- **Instructions for the task**:
Check each line of the listing, and copy it if it contains the word "color".

++++ Provided information

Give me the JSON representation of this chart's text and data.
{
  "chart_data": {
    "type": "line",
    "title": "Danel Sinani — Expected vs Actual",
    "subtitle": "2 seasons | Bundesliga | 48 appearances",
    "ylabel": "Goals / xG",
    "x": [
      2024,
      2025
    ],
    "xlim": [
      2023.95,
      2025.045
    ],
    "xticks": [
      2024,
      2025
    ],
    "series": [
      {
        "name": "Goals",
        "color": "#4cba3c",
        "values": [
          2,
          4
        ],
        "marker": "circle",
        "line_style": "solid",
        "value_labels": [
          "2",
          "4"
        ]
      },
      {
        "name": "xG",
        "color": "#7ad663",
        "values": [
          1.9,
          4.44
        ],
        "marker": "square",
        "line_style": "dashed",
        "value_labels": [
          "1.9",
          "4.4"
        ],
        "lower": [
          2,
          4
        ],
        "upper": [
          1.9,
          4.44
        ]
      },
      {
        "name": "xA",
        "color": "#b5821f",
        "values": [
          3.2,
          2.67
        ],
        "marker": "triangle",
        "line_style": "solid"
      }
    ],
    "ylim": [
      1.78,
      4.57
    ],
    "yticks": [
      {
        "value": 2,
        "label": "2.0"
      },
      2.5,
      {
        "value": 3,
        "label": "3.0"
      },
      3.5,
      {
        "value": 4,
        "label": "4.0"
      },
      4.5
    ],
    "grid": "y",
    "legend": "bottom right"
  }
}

++++++++

- **Output below**:
        "color": "#4cba3c",
        "color": "#7ad663",
        "color": "#b5821f",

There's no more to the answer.